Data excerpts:
------------

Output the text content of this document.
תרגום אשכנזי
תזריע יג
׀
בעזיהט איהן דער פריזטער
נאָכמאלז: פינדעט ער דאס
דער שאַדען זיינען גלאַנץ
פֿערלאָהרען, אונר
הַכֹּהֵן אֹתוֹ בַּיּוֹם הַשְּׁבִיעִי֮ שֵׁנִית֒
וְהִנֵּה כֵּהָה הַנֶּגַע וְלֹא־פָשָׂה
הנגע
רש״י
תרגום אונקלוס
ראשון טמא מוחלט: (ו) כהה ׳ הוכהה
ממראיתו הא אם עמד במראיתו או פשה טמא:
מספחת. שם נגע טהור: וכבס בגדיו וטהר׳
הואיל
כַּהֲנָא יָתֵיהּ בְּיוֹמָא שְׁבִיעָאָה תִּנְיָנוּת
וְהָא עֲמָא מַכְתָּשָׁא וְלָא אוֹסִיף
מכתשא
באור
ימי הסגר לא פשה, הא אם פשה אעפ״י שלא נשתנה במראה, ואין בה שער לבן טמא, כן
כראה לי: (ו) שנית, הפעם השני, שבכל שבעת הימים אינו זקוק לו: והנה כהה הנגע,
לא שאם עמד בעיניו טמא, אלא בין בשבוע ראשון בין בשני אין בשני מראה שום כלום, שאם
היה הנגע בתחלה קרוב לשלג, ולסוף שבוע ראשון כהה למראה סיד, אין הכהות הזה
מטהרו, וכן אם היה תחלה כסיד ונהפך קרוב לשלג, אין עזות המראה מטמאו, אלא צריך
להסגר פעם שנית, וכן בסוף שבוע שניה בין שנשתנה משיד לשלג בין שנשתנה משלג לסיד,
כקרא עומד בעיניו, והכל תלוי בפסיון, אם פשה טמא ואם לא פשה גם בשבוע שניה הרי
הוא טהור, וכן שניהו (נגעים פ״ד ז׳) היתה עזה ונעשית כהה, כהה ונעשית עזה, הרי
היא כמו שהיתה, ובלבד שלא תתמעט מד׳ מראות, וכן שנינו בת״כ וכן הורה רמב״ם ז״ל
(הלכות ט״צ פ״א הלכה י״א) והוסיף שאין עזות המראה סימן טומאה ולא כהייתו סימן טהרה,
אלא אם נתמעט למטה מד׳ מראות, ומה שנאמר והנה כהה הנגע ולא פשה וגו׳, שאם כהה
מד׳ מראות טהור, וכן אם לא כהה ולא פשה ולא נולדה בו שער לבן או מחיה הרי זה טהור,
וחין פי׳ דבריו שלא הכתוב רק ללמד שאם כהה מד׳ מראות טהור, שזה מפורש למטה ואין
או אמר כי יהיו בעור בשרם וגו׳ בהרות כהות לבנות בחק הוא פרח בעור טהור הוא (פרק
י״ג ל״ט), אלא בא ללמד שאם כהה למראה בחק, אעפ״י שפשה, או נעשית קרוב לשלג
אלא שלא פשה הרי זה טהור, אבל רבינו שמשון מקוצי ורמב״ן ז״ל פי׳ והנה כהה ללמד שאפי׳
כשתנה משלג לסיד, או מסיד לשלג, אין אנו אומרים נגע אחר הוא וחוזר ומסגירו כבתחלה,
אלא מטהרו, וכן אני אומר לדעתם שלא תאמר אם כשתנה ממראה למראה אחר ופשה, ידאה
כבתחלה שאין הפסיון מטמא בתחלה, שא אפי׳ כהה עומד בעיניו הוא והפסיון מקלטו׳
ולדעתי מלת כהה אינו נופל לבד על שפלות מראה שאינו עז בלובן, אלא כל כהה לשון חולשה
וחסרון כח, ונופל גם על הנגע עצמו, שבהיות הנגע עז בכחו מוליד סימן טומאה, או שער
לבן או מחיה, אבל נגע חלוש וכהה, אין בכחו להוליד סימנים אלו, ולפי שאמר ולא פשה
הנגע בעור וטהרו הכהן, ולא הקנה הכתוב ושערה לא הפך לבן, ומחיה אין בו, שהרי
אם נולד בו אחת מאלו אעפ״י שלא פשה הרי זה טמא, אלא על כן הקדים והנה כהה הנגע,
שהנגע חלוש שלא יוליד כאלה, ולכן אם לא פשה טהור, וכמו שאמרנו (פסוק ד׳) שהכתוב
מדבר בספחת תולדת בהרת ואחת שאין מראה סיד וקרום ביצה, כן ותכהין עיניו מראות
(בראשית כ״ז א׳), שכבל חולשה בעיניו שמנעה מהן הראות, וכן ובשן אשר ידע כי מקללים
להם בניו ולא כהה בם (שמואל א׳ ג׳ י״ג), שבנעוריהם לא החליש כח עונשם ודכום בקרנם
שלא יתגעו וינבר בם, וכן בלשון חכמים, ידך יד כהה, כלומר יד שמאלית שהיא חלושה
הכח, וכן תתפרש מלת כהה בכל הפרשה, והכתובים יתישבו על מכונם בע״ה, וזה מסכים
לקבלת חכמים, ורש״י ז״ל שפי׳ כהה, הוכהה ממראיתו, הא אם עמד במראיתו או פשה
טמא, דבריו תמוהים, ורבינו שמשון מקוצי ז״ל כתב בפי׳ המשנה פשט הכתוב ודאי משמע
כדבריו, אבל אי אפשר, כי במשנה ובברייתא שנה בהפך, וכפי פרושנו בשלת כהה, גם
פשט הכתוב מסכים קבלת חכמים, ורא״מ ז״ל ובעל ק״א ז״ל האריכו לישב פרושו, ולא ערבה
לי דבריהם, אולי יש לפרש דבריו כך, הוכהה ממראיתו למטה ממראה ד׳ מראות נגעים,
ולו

------------

Your goal. Provide only the number of lines in the entries that hold the word "ללמד".

The answer. 3